[Stored records]

===

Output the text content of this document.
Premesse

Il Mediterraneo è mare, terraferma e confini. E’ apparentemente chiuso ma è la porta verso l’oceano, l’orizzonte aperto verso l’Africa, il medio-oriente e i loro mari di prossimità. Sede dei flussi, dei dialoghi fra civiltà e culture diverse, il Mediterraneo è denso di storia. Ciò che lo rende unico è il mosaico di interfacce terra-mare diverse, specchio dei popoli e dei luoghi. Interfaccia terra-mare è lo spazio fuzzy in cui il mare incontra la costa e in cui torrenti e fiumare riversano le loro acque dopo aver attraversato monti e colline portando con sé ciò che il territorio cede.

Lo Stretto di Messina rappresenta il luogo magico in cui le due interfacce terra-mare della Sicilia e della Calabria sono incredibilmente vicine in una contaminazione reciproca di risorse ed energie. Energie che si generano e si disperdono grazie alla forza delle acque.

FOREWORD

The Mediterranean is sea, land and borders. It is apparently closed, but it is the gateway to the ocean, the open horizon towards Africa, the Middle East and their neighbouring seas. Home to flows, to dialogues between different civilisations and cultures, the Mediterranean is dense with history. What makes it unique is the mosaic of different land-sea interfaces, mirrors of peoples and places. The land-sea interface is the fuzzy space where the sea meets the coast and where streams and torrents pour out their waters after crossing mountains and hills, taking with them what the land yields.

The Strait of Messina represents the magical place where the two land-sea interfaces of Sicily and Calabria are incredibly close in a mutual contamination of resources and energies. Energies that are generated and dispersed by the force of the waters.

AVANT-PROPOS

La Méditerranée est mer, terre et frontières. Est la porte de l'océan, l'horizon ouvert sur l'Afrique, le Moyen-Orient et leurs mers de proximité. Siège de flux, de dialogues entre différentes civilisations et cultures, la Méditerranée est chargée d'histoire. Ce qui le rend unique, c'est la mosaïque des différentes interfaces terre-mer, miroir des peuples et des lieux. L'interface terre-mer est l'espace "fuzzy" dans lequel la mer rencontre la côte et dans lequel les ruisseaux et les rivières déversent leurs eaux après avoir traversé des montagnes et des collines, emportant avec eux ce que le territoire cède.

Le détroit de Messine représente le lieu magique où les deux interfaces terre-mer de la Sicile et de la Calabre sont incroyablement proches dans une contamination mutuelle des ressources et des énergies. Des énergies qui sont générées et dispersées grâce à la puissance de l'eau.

===

WHAT YOU SHOULD DO —
Repeat the entries above exactly, leaving nothing out.

RESPONSE —
Output the text content of this document.
Premesse

Il Mediterraneo è mare, terraferma e confini. E’ apparentemente chiuso ma è la porta verso l’oceano, l’orizzonte aperto verso l’Africa, il medio-oriente e i loro mari di prossimità. Sede dei flussi, dei dialoghi fra civiltà e culture diverse, il Mediterraneo è denso di storia. Ciò che lo rende unico è il mosaico di interfacce terra-mare diverse, specchio dei popoli e dei luoghi. Interfaccia terra-mare è lo spazio fuzzy in cui il mare incontra la costa e in cui torrenti e fiumare riversano le loro acque dopo aver attraversato monti e colline portando con sé ciò che il territorio cede.

Lo Stretto di Messina rappresenta il luogo magico in cui le due interfacce terra-mare della Sicilia e della Calabria sono incredibilmente vicine in una contaminazione reciproca di risorse ed energie. Energie che si generano e si disperdono grazie alla forza delle acque.

FOREWORD

The Mediterranean is sea, land and borders. It is apparently closed, but it is the gateway to the ocean, the open horizon towards Africa, the Middle East and their neighbouring seas. Home to flows, to dialogues between different civilisations and cultures, the Mediterranean is dense with history. What makes it unique is the mosaic of different land-sea interfaces, mirrors of peoples and places. The land-sea interface is the fuzzy space where the sea meets the coast and where streams and torrents pour out their waters after crossing mountains and hills, taking with them what the land yields.

The Strait of Messina represents the magical place where the two land-sea interfaces of Sicily and Calabria are incredibly close in a mutual contamination of resources and energies. Energies that are generated and dispersed by the force of the waters.

AVANT-PROPOS

La Méditerranée est mer, terre et frontières. Est la porte de l'océan, l'horizon ouvert sur l'Afrique, le Moyen-Orient et leurs mers de proximité. Siège de flux, de dialogues entre différentes civilisations et cultures, la Méditerranée est chargée d'histoire. Ce qui le rend unique, c'est la mosaïque des différentes interfaces terre-mer, miroir des peuples et des lieux. L'interface terre-mer est l'espace "fuzzy" dans lequel la mer rencontre la côte et dans lequel les ruisseaux et les rivières déversent leurs eaux après avoir traversé des montagnes et des collines, emportant avec eux ce que le territoire cède.

Le détroit de Messine représente le lieu magique où les deux interfaces terre-mer de la Sicile et de la Calabre sont incroyablement proches dans une contamination mutuelle des ressources et des énergies. Des énergies qui sont générées et dispersées grâce à la puissance de l'eau.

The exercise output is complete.